■ WHAT YOU SHOULD DO
Gather every line that includes the word "source", please.

■ DATASET EXCERPTS
>>

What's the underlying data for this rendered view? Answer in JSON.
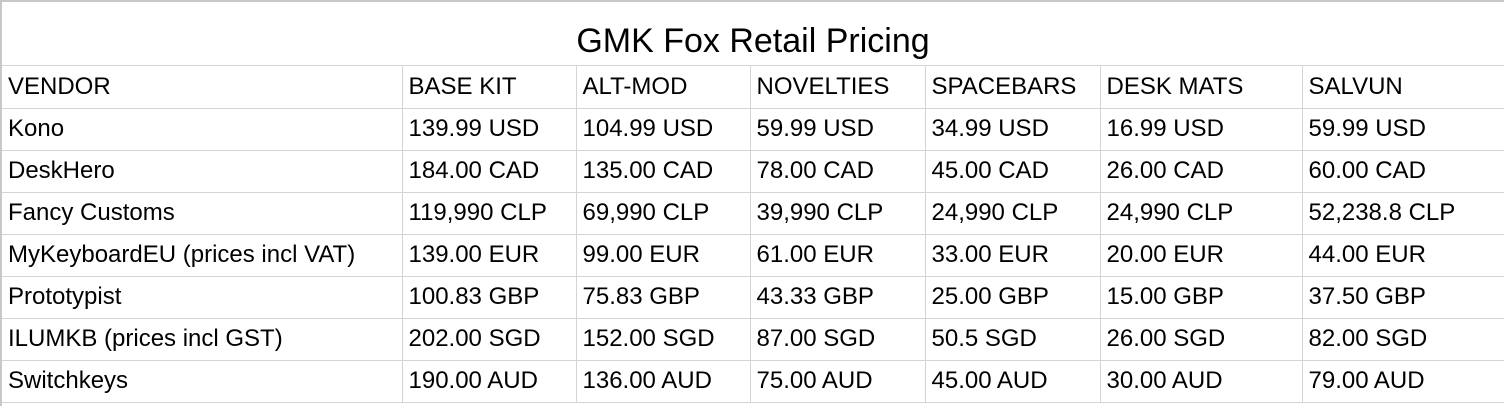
{
  "title": "GMK Fox Retail Pricing",
  "headers": [
    "VENDOR",
    "BASE KIT",
    "ALT-MOD",
    "NOVELTIES",
    "SPACEBARS",
    "DESK MATS",
    "SALVUN"
  ],
  "rows": [
    [
      "Kono",
      "139.99 USD",
      "104.99 USD",
      "59.99 USD",
      "34.99 USD",
      "16.99 USD",
      "59.99 USD"
    ],
    [
      "DeskHero",
      "184.00 CAD",
      "135.00 CAD",
      "78.00 CAD",
      "45.00 CAD",
      "26.00 CAD",
      "60.00 CAD"
    ],
    [
      "Fancy Customs",
      "119,990 CLP",
      "69,990 CLP",
      "39,990 CLP",
      "24,990 CLP",
      "24,990 CLP",
      "52,238.8 CLP"
    ],
    [
      "MyKeyboardEU (prices incl VAT)",
      "139.00 EUR",
      "99.00 EUR",
      "61.00 EUR",
      "33.00 EUR",
      "20.00 EUR",
      "44.00 EUR"
    ],
    [
      "Prototypist",
      "100.83 GBP",
      "75.83 GBP",
      "43.33 GBP",
      "25.00 GBP",
      "15.00 GBP",
      "37.50 GBP"
    ],
    [
      "ILUMKB (prices incl GST)",
      "202.00 SGD",
      "152.00 SGD",
      "87.00 SGD",
      "50.5 SGD",
      "26.00 SGD",
      "82.00 SGD"
    ],
    [
      "Switchkeys",
      "190.00 AUD",
      "136.00 AUD",
      "75.00 AUD",
      "45.00 AUD",
      "30.00 AUD",
      "79.00 AUD"
    ]
  ]
}
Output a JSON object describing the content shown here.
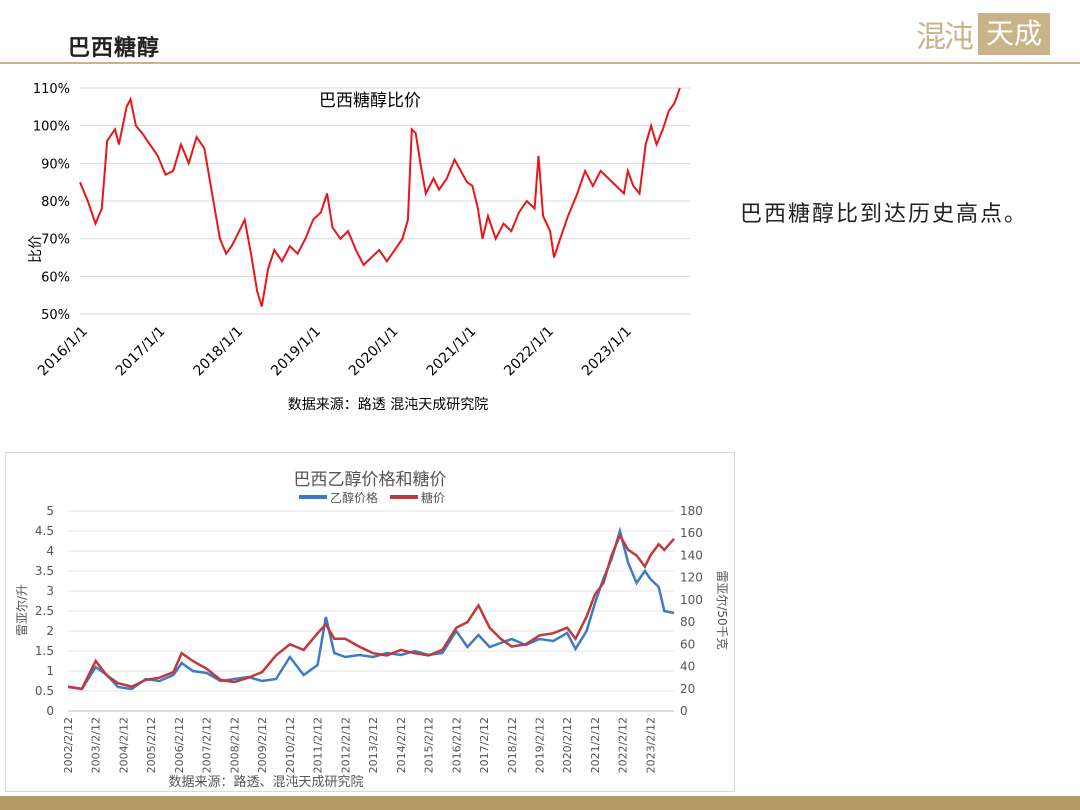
{
  "header": {
    "title": "巴西糖醇",
    "logo_text_a": "混沌",
    "logo_text_b": "天成"
  },
  "side_note": "巴西糖醇比到达历史高点。",
  "colors": {
    "ratio_line": "#e8161b",
    "ethanol": "#3c7bc8",
    "sugar": "#c0393b",
    "gold": "#c9b48a"
  },
  "chart_data": [
    {
      "type": "line",
      "title": "巴西糖醇比价",
      "ylabel": "比价",
      "ylim": [
        0.5,
        1.1
      ],
      "yticks": [
        "110%",
        "100%",
        "90%",
        "80%",
        "70%",
        "60%",
        "50%"
      ],
      "xticks": [
        "2016/1/1",
        "2017/1/1",
        "2018/1/1",
        "2019/1/1",
        "2020/1/1",
        "2021/1/1",
        "2022/1/1",
        "2023/1/1"
      ],
      "x_range": [
        2016.0,
        2023.85
      ],
      "source": "数据来源：路透 混沌天成研究院",
      "series": [
        {
          "values": [
            [
              2016.0,
              0.85
            ],
            [
              2016.1,
              0.8
            ],
            [
              2016.2,
              0.74
            ],
            [
              2016.28,
              0.78
            ],
            [
              2016.35,
              0.96
            ],
            [
              2016.45,
              0.99
            ],
            [
              2016.5,
              0.95
            ],
            [
              2016.6,
              1.05
            ],
            [
              2016.65,
              1.07
            ],
            [
              2016.72,
              1.0
            ],
            [
              2016.8,
              0.98
            ],
            [
              2016.9,
              0.95
            ],
            [
              2017.0,
              0.92
            ],
            [
              2017.1,
              0.87
            ],
            [
              2017.2,
              0.88
            ],
            [
              2017.3,
              0.95
            ],
            [
              2017.4,
              0.9
            ],
            [
              2017.5,
              0.97
            ],
            [
              2017.6,
              0.94
            ],
            [
              2017.7,
              0.82
            ],
            [
              2017.8,
              0.7
            ],
            [
              2017.88,
              0.66
            ],
            [
              2017.95,
              0.68
            ],
            [
              2018.05,
              0.72
            ],
            [
              2018.12,
              0.75
            ],
            [
              2018.2,
              0.66
            ],
            [
              2018.28,
              0.56
            ],
            [
              2018.34,
              0.52
            ],
            [
              2018.42,
              0.62
            ],
            [
              2018.5,
              0.67
            ],
            [
              2018.6,
              0.64
            ],
            [
              2018.7,
              0.68
            ],
            [
              2018.8,
              0.66
            ],
            [
              2018.9,
              0.7
            ],
            [
              2019.0,
              0.75
            ],
            [
              2019.1,
              0.77
            ],
            [
              2019.18,
              0.82
            ],
            [
              2019.25,
              0.73
            ],
            [
              2019.35,
              0.7
            ],
            [
              2019.45,
              0.72
            ],
            [
              2019.55,
              0.67
            ],
            [
              2019.65,
              0.63
            ],
            [
              2019.75,
              0.65
            ],
            [
              2019.85,
              0.67
            ],
            [
              2019.95,
              0.64
            ],
            [
              2020.05,
              0.67
            ],
            [
              2020.15,
              0.7
            ],
            [
              2020.22,
              0.75
            ],
            [
              2020.27,
              0.99
            ],
            [
              2020.32,
              0.98
            ],
            [
              2020.38,
              0.9
            ],
            [
              2020.45,
              0.82
            ],
            [
              2020.55,
              0.86
            ],
            [
              2020.62,
              0.83
            ],
            [
              2020.72,
              0.86
            ],
            [
              2020.82,
              0.91
            ],
            [
              2020.9,
              0.88
            ],
            [
              2020.98,
              0.85
            ],
            [
              2021.05,
              0.84
            ],
            [
              2021.12,
              0.78
            ],
            [
              2021.18,
              0.7
            ],
            [
              2021.25,
              0.76
            ],
            [
              2021.35,
              0.7
            ],
            [
              2021.45,
              0.74
            ],
            [
              2021.55,
              0.72
            ],
            [
              2021.65,
              0.77
            ],
            [
              2021.75,
              0.8
            ],
            [
              2021.85,
              0.78
            ],
            [
              2021.9,
              0.92
            ],
            [
              2021.96,
              0.76
            ],
            [
              2022.05,
              0.72
            ],
            [
              2022.1,
              0.65
            ],
            [
              2022.18,
              0.7
            ],
            [
              2022.28,
              0.76
            ],
            [
              2022.4,
              0.82
            ],
            [
              2022.5,
              0.88
            ],
            [
              2022.6,
              0.84
            ],
            [
              2022.7,
              0.88
            ],
            [
              2022.8,
              0.86
            ],
            [
              2022.9,
              0.84
            ],
            [
              2023.0,
              0.82
            ],
            [
              2023.05,
              0.88
            ],
            [
              2023.12,
              0.84
            ],
            [
              2023.2,
              0.82
            ],
            [
              2023.28,
              0.95
            ],
            [
              2023.35,
              1.0
            ],
            [
              2023.42,
              0.95
            ],
            [
              2023.5,
              0.99
            ],
            [
              2023.58,
              1.04
            ],
            [
              2023.65,
              1.06
            ],
            [
              2023.72,
              1.1
            ]
          ]
        }
      ]
    },
    {
      "type": "line",
      "title": "巴西乙醇价格和糖价",
      "ylabel_left": "雷亚尔/升",
      "ylabel_right": "雷亚尔/50千克",
      "ylim_left": [
        0,
        5
      ],
      "ylim_right": [
        0,
        180
      ],
      "yticks_left": [
        "0",
        "0.5",
        "1",
        "1.5",
        "2",
        "2.5",
        "3",
        "3.5",
        "4",
        "4.5",
        "5"
      ],
      "yticks_right": [
        "0",
        "20",
        "40",
        "60",
        "80",
        "100",
        "120",
        "140",
        "160",
        "180"
      ],
      "xticks": [
        "2002/2/12",
        "2003/2/12",
        "2004/2/12",
        "2005/2/12",
        "2006/2/12",
        "2007/2/12",
        "2008/2/12",
        "2009/2/12",
        "2010/2/12",
        "2011/2/12",
        "2012/2/12",
        "2013/2/12",
        "2014/2/12",
        "2015/2/12",
        "2016/2/12",
        "2017/2/12",
        "2018/2/12",
        "2019/2/12",
        "2020/2/12",
        "2021/2/12",
        "2022/2/12",
        "2023/2/12"
      ],
      "x_range": [
        2002.0,
        2023.85
      ],
      "source": "数据来源：路透、混沌天成研究院",
      "series": [
        {
          "name": "乙醇价格",
          "axis": "left",
          "values": [
            [
              2002.0,
              0.6
            ],
            [
              2002.5,
              0.55
            ],
            [
              2003.0,
              1.1
            ],
            [
              2003.4,
              0.9
            ],
            [
              2003.8,
              0.6
            ],
            [
              2004.3,
              0.55
            ],
            [
              2004.8,
              0.8
            ],
            [
              2005.3,
              0.75
            ],
            [
              2005.8,
              0.9
            ],
            [
              2006.1,
              1.2
            ],
            [
              2006.5,
              1.0
            ],
            [
              2007.0,
              0.95
            ],
            [
              2007.5,
              0.75
            ],
            [
              2008.0,
              0.8
            ],
            [
              2008.5,
              0.85
            ],
            [
              2009.0,
              0.75
            ],
            [
              2009.5,
              0.8
            ],
            [
              2010.0,
              1.35
            ],
            [
              2010.5,
              0.9
            ],
            [
              2011.0,
              1.15
            ],
            [
              2011.3,
              2.35
            ],
            [
              2011.6,
              1.45
            ],
            [
              2012.0,
              1.35
            ],
            [
              2012.5,
              1.4
            ],
            [
              2013.0,
              1.35
            ],
            [
              2013.5,
              1.45
            ],
            [
              2014.0,
              1.4
            ],
            [
              2014.5,
              1.5
            ],
            [
              2015.0,
              1.4
            ],
            [
              2015.5,
              1.45
            ],
            [
              2016.0,
              2.0
            ],
            [
              2016.4,
              1.6
            ],
            [
              2016.8,
              1.9
            ],
            [
              2017.2,
              1.6
            ],
            [
              2017.6,
              1.7
            ],
            [
              2018.0,
              1.8
            ],
            [
              2018.5,
              1.65
            ],
            [
              2019.0,
              1.8
            ],
            [
              2019.5,
              1.75
            ],
            [
              2020.0,
              1.95
            ],
            [
              2020.3,
              1.55
            ],
            [
              2020.7,
              2.0
            ],
            [
              2021.0,
              2.7
            ],
            [
              2021.3,
              3.3
            ],
            [
              2021.6,
              3.8
            ],
            [
              2021.9,
              4.5
            ],
            [
              2022.2,
              3.7
            ],
            [
              2022.5,
              3.2
            ],
            [
              2022.8,
              3.5
            ],
            [
              2023.0,
              3.3
            ],
            [
              2023.3,
              3.1
            ],
            [
              2023.5,
              2.5
            ],
            [
              2023.85,
              2.45
            ]
          ]
        },
        {
          "name": "糖价",
          "axis": "right",
          "values": [
            [
              2002.0,
              22
            ],
            [
              2002.5,
              20
            ],
            [
              2003.0,
              45
            ],
            [
              2003.4,
              32
            ],
            [
              2003.8,
              25
            ],
            [
              2004.3,
              22
            ],
            [
              2004.8,
              28
            ],
            [
              2005.3,
              30
            ],
            [
              2005.8,
              35
            ],
            [
              2006.1,
              52
            ],
            [
              2006.5,
              45
            ],
            [
              2007.0,
              38
            ],
            [
              2007.5,
              28
            ],
            [
              2008.0,
              26
            ],
            [
              2008.5,
              30
            ],
            [
              2009.0,
              35
            ],
            [
              2009.5,
              50
            ],
            [
              2010.0,
              60
            ],
            [
              2010.5,
              55
            ],
            [
              2011.0,
              70
            ],
            [
              2011.3,
              78
            ],
            [
              2011.6,
              65
            ],
            [
              2012.0,
              65
            ],
            [
              2012.5,
              58
            ],
            [
              2013.0,
              52
            ],
            [
              2013.5,
              50
            ],
            [
              2014.0,
              55
            ],
            [
              2014.5,
              52
            ],
            [
              2015.0,
              50
            ],
            [
              2015.5,
              55
            ],
            [
              2016.0,
              75
            ],
            [
              2016.4,
              80
            ],
            [
              2016.8,
              95
            ],
            [
              2017.2,
              75
            ],
            [
              2017.6,
              65
            ],
            [
              2018.0,
              58
            ],
            [
              2018.5,
              60
            ],
            [
              2019.0,
              68
            ],
            [
              2019.5,
              70
            ],
            [
              2020.0,
              75
            ],
            [
              2020.3,
              65
            ],
            [
              2020.7,
              85
            ],
            [
              2021.0,
              105
            ],
            [
              2021.3,
              115
            ],
            [
              2021.6,
              140
            ],
            [
              2021.9,
              158
            ],
            [
              2022.2,
              145
            ],
            [
              2022.5,
              140
            ],
            [
              2022.8,
              130
            ],
            [
              2023.0,
              140
            ],
            [
              2023.3,
              150
            ],
            [
              2023.5,
              145
            ],
            [
              2023.85,
              155
            ]
          ]
        }
      ]
    }
  ]
}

<<

■ FULL ANSWER
      "source": "数据来源：路透 混沌天成研究院",
      "source": "数据来源：路透、混沌天成研究院",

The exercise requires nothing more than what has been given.